- _Given records_:

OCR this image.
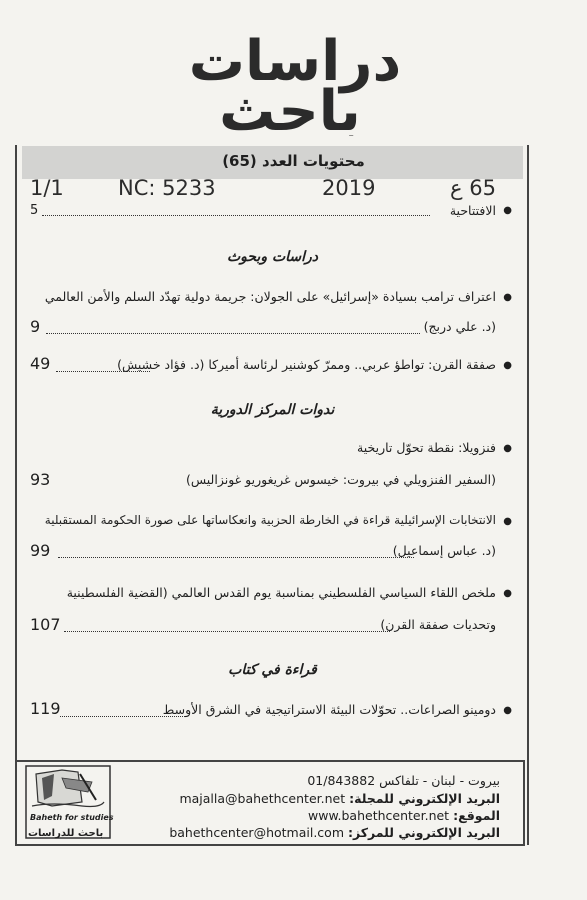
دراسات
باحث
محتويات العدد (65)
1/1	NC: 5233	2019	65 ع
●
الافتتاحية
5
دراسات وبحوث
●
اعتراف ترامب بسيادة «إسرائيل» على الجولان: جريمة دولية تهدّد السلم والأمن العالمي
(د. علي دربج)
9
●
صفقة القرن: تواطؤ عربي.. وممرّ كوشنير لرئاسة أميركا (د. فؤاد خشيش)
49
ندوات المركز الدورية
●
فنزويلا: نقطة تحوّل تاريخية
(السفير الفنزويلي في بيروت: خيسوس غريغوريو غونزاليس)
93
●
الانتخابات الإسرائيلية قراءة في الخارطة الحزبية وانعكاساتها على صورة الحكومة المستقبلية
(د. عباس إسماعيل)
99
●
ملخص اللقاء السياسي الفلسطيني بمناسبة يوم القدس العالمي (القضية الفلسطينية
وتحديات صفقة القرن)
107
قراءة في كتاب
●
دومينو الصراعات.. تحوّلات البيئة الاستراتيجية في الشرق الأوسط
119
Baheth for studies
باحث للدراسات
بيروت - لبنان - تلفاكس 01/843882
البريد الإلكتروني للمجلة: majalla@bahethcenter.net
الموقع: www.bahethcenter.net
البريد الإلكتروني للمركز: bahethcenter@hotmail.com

- _Short task_:
Reproduce all of the entries word for word, skipping any pictures they hold.

- _Full output_:
OCR this image.
دراسات
باحث
محتويات العدد (65)
1/1	NC: 5233	2019	65 ع
●
الافتتاحية
5
دراسات وبحوث
●
اعتراف ترامب بسيادة «إسرائيل» على الجولان: جريمة دولية تهدّد السلم والأمن العالمي
(د. علي دربج)
9
●
صفقة القرن: تواطؤ عربي.. وممرّ كوشنير لرئاسة أميركا (د. فؤاد خشيش)
49
ندوات المركز الدورية
●
فنزويلا: نقطة تحوّل تاريخية
(السفير الفنزويلي في بيروت: خيسوس غريغوريو غونزاليس)
93
●
الانتخابات الإسرائيلية قراءة في الخارطة الحزبية وانعكاساتها على صورة الحكومة المستقبلية
(د. عباس إسماعيل)
99
●
ملخص اللقاء السياسي الفلسطيني بمناسبة يوم القدس العالمي (القضية الفلسطينية
وتحديات صفقة القرن)
107
قراءة في كتاب
●
دومينو الصراعات.. تحوّلات البيئة الاستراتيجية في الشرق الأوسط
119
Baheth for studies
باحث للدراسات
بيروت - لبنان - تلفاكس 01/843882
البريد الإلكتروني للمجلة: majalla@bahethcenter.net
الموقع: www.bahethcenter.net
البريد الإلكتروني للمركز: bahethcenter@hotmail.com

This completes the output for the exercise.